**SET TASK**
Count every line in the following entries where the word "Type" appears. Give the count alone.

**Collection entries**
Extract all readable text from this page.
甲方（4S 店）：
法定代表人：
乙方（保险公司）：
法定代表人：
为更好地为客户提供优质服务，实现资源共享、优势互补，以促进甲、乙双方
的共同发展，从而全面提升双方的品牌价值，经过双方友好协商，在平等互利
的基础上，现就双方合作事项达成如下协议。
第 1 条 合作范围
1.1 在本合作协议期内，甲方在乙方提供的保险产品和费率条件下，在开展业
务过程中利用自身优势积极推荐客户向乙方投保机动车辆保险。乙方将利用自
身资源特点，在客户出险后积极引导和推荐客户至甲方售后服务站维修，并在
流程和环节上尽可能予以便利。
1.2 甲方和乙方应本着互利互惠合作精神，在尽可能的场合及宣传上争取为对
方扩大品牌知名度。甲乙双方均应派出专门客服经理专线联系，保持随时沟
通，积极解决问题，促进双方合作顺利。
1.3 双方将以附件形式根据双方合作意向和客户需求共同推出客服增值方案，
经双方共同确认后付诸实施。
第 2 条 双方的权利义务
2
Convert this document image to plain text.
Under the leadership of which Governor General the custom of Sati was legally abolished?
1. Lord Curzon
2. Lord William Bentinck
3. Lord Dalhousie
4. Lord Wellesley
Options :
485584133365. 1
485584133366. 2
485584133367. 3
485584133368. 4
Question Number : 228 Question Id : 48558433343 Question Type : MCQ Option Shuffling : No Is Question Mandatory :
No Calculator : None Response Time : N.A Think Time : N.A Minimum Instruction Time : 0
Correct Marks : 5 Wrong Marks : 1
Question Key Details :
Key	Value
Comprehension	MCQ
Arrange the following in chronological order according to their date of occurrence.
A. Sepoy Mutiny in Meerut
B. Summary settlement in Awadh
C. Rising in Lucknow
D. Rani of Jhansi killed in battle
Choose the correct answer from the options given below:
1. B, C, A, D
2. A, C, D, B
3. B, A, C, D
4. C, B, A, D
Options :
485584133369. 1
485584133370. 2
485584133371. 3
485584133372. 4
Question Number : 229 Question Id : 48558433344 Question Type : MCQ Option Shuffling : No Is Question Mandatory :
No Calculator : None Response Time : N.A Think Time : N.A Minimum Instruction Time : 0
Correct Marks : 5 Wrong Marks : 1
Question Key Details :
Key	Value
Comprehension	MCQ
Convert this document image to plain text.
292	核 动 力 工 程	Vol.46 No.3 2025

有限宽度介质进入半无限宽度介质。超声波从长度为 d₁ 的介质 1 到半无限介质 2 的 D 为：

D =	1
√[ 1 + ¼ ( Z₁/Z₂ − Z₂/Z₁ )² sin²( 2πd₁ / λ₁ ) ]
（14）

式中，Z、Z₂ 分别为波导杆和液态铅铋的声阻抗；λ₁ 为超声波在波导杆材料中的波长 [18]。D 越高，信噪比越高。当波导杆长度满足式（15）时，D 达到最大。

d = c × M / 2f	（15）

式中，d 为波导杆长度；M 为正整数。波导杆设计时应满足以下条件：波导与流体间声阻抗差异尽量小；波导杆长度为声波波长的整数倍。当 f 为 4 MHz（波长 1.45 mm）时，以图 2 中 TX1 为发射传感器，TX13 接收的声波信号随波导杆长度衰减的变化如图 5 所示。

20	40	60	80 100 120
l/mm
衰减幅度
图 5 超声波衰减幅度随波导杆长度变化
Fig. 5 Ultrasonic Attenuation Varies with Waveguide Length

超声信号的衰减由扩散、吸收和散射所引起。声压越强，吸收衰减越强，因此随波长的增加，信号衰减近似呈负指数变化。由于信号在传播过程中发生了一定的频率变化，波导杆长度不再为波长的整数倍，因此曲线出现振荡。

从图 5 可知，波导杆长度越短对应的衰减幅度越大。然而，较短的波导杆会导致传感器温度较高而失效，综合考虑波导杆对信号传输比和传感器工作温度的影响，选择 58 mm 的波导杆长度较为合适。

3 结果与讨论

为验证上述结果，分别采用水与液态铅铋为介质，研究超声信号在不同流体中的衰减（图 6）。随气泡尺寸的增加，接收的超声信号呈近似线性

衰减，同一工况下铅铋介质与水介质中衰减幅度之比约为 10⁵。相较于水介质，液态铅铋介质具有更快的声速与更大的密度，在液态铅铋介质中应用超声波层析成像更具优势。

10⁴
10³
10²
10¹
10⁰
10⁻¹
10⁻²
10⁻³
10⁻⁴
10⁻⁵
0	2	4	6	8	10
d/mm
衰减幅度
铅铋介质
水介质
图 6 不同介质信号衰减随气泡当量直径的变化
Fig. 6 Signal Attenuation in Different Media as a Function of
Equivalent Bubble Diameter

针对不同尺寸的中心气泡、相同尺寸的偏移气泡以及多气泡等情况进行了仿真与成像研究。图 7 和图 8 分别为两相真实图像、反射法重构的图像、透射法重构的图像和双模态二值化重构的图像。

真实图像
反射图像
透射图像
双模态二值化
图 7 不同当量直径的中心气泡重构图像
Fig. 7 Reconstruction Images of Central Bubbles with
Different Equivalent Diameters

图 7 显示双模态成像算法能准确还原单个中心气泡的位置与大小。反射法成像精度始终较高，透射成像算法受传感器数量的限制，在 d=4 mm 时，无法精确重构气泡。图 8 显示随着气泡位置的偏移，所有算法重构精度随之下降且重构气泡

**EXPECTED ANSWER**
2